**** Data for the task

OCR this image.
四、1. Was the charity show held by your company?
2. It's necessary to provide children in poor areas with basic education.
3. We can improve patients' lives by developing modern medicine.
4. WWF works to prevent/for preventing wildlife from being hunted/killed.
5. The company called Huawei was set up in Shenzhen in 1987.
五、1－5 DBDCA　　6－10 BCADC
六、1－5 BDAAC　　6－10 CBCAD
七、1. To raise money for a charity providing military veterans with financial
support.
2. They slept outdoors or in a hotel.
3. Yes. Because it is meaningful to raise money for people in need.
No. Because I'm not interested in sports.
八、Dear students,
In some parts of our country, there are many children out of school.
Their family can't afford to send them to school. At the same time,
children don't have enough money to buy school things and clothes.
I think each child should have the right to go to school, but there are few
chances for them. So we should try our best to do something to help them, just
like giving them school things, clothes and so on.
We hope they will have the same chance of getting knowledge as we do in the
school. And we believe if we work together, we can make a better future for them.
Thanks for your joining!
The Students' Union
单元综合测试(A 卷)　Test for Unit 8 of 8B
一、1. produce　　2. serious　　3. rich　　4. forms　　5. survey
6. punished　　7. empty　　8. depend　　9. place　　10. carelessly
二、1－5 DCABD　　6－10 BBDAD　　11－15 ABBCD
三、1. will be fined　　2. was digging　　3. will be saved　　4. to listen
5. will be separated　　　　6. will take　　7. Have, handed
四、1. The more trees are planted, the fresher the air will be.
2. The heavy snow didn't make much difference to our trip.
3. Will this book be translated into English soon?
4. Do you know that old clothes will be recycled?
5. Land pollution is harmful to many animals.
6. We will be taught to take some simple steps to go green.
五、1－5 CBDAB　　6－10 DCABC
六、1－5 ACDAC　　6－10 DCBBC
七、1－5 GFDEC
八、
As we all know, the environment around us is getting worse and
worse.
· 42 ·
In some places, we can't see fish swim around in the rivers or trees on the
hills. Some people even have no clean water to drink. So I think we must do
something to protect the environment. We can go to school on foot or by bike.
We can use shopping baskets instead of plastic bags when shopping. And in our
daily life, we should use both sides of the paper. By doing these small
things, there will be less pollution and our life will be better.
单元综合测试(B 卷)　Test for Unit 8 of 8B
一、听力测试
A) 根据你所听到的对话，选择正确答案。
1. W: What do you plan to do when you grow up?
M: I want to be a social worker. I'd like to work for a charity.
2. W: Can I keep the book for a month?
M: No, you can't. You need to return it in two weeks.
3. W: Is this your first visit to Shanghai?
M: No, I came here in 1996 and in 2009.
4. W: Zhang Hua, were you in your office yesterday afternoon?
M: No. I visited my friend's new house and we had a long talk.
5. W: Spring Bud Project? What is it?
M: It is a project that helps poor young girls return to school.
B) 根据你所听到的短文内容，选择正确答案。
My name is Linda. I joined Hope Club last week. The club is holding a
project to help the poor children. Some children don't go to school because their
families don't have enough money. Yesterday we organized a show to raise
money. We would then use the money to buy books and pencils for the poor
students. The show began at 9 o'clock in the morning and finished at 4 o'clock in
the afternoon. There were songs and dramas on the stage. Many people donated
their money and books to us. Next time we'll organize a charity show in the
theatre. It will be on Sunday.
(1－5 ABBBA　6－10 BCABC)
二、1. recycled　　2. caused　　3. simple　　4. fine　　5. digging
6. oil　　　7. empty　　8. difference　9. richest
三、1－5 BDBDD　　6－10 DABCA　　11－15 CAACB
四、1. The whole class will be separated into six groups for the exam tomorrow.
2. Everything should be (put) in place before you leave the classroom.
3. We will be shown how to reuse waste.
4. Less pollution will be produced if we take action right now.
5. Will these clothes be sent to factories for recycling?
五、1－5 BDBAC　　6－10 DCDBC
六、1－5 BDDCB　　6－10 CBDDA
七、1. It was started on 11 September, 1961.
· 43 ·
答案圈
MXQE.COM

********

What needs to be done
Above are the records; report how many of their lines hold the string "选择正确答案", with no other words.

Completed exercise
2